→ **What you are asked to do**
The entries below are to be transcribed in full, without their images.

━━━━

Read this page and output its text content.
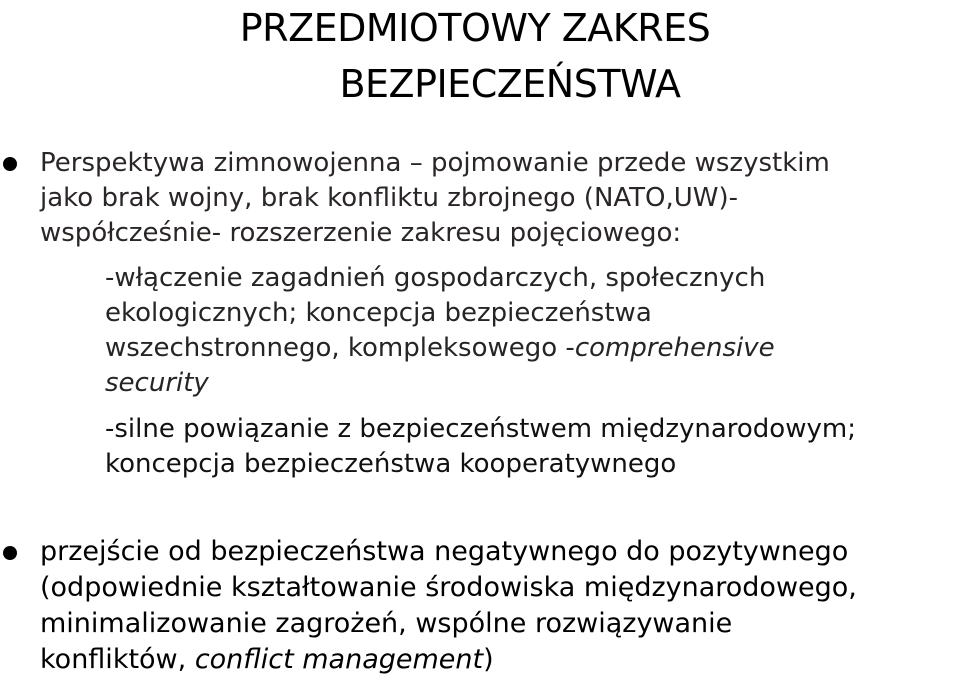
PRZEDMIOTOWY ZAKRES
BEZPIECZEŃSTWA
Perspektywa zimnowojenna – pojmowanie przede wszystkim
jako brak wojny, brak konfliktu zbrojnego (NATO,UW)-
współcześnie- rozszerzenie zakresu pojęciowego:
-włączenie zagadnień gospodarczych, społecznych
ekologicznych; koncepcja bezpieczeństwa
wszechstronnego, kompleksowego -comprehensive
security
-silne powiązanie z bezpieczeństwem międzynarodowym;
koncepcja bezpieczeństwa kooperatywnego
przejście od bezpieczeństwa negatywnego do pozytywnego
(odpowiednie kształtowanie środowiska międzynarodowego,
minimalizowanie zagrożeń, wspólne rozwiązywanie
konfliktów, conflict management)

━━━━

→ **Solution to the problem**
Read this page and output its text content.
PRZEDMIOTOWY ZAKRES
BEZPIECZEŃSTWA
Perspektywa zimnowojenna – pojmowanie przede wszystkim
jako brak wojny, brak konfliktu zbrojnego (NATO,UW)-
współcześnie- rozszerzenie zakresu pojęciowego:
-włączenie zagadnień gospodarczych, społecznych
ekologicznych; koncepcja bezpieczeństwa
wszechstronnego, kompleksowego -comprehensive
security
-silne powiązanie z bezpieczeństwem międzynarodowym;
koncepcja bezpieczeństwa kooperatywnego
przejście od bezpieczeństwa negatywnego do pozytywnego
(odpowiednie kształtowanie środowiska międzynarodowego,
minimalizowanie zagrożeń, wspólne rozwiązywanie
konfliktów, conflict management)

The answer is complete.